## PROBLEM TO SOLVE
Which lines below hold the word "unedited"? Report each one.

## DATA TO USE

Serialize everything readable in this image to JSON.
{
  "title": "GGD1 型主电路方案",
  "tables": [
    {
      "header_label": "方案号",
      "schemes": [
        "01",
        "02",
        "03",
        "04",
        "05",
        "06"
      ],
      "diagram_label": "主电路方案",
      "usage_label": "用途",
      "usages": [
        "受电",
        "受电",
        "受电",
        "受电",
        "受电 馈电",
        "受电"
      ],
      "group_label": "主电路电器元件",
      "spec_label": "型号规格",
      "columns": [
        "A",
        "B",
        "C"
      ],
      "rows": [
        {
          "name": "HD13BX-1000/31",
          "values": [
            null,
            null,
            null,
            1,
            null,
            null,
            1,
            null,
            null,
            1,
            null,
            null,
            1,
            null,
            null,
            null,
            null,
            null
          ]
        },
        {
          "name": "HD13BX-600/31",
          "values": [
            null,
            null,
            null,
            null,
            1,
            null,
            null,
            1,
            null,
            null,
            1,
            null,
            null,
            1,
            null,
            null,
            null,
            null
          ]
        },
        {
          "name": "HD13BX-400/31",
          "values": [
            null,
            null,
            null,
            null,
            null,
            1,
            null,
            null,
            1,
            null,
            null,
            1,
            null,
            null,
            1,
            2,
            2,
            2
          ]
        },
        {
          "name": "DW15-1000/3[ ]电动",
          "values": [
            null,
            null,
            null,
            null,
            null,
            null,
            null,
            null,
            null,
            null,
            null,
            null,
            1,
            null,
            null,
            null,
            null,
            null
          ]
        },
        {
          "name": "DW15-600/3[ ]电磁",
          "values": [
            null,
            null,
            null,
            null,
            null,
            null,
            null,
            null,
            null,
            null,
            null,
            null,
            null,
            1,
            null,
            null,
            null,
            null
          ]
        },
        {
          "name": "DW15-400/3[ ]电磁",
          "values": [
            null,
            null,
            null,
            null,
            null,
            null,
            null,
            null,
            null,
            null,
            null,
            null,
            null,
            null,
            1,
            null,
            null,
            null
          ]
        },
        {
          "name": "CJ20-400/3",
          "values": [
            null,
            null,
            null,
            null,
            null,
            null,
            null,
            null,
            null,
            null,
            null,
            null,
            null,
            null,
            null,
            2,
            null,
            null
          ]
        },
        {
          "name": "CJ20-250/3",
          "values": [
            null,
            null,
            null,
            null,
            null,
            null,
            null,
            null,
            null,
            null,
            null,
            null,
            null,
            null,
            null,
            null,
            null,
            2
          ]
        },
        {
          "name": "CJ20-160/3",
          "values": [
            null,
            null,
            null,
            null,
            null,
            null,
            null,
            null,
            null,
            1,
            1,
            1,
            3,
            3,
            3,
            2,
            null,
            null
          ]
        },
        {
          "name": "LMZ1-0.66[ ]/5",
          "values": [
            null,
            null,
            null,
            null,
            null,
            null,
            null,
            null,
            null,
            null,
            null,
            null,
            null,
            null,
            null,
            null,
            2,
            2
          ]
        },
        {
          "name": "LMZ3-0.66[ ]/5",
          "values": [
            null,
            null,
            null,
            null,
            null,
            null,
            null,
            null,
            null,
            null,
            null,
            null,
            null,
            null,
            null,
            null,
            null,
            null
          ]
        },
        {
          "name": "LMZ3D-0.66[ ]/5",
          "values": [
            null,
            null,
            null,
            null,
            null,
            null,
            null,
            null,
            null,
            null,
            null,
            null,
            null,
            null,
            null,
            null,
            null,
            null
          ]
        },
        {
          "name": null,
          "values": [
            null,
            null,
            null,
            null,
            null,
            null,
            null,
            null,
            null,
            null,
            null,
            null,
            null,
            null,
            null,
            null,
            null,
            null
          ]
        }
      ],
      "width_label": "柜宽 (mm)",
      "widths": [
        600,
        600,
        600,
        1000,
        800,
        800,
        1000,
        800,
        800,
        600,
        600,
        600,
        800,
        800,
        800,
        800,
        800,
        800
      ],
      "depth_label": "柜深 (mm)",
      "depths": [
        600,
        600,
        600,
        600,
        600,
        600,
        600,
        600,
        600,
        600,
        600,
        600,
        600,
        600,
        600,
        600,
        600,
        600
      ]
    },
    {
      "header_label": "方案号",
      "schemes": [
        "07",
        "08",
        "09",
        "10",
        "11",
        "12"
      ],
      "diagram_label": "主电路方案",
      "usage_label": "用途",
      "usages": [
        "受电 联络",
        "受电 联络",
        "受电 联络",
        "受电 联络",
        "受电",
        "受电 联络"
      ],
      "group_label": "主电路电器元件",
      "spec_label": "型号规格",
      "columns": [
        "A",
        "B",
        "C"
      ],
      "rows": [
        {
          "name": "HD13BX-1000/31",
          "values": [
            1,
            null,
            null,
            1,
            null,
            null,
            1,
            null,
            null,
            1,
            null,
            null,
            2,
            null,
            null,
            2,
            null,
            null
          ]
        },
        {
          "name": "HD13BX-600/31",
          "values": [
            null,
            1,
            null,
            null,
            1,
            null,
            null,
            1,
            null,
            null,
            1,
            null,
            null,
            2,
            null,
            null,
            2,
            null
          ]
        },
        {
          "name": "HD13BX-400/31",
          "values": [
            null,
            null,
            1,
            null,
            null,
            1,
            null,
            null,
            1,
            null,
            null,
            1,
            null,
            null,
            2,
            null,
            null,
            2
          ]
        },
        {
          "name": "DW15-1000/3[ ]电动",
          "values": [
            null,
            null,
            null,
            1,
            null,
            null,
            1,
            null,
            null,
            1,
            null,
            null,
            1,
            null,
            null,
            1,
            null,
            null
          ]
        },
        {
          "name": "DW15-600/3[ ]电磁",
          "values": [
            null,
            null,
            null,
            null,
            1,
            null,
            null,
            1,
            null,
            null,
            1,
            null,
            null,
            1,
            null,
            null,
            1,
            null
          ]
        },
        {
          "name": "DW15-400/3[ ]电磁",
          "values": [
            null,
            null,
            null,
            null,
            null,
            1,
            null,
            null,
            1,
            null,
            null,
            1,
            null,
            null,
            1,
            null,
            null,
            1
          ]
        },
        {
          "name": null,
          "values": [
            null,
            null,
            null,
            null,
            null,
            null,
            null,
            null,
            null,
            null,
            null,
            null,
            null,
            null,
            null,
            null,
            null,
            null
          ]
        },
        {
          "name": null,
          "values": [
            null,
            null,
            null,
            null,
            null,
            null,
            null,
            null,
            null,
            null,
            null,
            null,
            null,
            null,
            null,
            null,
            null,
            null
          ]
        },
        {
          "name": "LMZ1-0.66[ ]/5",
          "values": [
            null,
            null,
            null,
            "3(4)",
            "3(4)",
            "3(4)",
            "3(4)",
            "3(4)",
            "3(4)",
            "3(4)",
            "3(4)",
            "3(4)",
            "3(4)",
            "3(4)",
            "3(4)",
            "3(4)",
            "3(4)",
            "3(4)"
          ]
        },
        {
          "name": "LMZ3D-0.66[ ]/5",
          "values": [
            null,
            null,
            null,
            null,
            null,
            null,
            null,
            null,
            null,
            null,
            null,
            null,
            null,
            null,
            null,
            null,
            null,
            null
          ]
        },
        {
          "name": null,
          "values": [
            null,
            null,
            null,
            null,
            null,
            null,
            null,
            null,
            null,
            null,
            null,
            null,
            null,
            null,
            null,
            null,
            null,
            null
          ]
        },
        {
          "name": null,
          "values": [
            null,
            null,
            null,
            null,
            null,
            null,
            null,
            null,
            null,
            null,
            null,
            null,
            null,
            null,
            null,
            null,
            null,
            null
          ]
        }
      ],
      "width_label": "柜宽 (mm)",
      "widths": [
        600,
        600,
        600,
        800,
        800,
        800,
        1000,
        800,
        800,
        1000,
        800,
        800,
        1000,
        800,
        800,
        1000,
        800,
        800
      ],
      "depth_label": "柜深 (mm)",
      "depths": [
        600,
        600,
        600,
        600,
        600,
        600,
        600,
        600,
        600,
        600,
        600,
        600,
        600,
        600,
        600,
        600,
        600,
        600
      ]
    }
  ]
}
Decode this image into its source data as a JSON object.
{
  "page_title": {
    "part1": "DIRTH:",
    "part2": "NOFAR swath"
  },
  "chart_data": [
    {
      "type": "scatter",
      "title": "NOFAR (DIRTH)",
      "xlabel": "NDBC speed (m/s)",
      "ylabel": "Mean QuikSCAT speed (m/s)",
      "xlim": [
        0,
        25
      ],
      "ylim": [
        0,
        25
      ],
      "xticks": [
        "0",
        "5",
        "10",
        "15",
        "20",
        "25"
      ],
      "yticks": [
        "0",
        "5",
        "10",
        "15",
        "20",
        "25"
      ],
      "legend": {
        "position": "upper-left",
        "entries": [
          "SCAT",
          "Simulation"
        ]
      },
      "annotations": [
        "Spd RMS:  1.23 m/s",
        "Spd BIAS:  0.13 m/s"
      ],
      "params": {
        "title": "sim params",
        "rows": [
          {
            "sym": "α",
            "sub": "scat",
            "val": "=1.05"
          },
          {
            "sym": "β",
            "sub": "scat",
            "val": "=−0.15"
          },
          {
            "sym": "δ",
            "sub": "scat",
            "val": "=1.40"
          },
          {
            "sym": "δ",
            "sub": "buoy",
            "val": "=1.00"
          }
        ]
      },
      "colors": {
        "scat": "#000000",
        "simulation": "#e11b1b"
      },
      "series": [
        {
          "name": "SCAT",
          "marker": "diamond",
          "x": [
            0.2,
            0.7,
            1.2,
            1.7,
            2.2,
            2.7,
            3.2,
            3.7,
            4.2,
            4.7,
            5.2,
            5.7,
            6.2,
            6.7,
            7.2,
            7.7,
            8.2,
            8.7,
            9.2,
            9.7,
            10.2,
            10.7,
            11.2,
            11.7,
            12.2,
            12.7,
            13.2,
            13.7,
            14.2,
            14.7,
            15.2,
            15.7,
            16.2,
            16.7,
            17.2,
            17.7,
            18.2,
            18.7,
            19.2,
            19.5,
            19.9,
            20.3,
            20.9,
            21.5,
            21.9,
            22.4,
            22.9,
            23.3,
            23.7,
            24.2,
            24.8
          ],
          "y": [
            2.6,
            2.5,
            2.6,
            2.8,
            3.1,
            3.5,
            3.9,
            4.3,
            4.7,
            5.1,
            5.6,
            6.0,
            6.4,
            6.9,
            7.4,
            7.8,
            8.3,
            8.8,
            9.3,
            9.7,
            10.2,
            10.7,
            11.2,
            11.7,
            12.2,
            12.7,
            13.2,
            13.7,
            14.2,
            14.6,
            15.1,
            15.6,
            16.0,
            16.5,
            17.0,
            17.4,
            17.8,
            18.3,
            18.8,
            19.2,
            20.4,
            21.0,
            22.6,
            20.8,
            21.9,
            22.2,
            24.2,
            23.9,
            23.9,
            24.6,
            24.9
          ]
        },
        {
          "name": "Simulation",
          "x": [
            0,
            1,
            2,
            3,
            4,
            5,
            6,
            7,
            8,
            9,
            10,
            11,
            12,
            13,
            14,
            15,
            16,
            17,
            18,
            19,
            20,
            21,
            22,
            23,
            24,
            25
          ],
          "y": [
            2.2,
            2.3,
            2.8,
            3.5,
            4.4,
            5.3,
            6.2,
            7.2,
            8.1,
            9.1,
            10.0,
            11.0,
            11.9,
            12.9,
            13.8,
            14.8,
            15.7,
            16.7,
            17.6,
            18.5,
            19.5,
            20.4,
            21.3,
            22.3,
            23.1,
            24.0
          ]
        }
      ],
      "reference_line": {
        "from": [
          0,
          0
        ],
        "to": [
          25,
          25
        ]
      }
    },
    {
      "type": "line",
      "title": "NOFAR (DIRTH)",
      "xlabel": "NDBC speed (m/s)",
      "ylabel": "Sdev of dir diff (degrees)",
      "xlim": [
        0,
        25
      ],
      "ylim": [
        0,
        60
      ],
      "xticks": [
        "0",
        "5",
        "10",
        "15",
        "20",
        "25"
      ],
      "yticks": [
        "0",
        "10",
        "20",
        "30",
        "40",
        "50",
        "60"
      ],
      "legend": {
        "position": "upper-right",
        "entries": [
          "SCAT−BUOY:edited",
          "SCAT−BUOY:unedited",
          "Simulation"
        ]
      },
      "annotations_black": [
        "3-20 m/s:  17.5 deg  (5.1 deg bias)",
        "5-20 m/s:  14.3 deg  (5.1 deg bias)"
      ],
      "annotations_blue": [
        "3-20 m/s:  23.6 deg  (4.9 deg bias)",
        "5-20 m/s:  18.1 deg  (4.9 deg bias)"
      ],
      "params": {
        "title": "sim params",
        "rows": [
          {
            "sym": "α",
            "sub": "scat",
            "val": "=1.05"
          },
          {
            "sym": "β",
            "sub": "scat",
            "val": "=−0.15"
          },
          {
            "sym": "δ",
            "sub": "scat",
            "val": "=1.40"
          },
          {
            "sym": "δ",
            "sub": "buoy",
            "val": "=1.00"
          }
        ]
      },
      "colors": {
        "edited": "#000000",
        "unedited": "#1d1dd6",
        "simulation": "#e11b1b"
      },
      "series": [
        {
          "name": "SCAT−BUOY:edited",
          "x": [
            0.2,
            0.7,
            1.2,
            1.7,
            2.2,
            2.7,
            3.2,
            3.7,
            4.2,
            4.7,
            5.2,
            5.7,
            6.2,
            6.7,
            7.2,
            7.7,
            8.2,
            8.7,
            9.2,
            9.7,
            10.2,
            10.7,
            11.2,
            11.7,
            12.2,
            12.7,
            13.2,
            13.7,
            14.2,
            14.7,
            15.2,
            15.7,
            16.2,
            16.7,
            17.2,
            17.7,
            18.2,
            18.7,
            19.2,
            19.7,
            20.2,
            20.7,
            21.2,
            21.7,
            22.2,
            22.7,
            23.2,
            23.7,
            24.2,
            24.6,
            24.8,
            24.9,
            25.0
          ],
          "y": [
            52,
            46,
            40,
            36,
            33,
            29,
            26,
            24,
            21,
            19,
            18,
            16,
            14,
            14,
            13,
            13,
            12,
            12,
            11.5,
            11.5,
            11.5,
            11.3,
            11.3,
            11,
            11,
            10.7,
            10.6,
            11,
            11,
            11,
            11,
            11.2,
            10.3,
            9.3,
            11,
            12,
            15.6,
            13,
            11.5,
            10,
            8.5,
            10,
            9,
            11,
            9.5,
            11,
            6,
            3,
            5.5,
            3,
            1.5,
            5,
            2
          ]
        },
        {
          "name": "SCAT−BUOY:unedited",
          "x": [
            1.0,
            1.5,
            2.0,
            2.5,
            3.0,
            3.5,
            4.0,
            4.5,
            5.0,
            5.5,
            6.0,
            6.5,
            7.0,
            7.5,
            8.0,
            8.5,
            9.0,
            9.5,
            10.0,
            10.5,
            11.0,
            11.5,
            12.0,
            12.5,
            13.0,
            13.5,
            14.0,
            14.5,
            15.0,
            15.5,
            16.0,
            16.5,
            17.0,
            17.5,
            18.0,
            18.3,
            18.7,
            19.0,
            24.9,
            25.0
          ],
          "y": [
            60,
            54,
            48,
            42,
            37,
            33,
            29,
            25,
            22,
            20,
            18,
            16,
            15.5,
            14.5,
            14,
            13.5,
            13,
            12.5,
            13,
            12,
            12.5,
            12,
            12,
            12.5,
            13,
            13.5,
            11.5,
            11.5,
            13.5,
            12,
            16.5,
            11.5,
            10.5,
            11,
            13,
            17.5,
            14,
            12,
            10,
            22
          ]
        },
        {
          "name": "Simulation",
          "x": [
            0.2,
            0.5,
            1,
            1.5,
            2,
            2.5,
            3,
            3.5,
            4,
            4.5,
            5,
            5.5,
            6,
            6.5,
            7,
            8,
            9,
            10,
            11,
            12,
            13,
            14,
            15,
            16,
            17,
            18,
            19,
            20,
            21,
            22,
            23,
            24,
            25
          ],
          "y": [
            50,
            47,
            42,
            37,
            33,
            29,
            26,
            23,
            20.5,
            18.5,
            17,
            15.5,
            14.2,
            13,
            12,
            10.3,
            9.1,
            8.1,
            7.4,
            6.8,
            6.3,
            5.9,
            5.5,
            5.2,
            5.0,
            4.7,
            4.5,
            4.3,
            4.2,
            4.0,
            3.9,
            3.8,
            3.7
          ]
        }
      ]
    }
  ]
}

## REPLY TO THE EXERCISE
          "SCAT−BUOY:unedited",
        "unedited": "#1d1dd6",
          "name": "SCAT−BUOY:unedited",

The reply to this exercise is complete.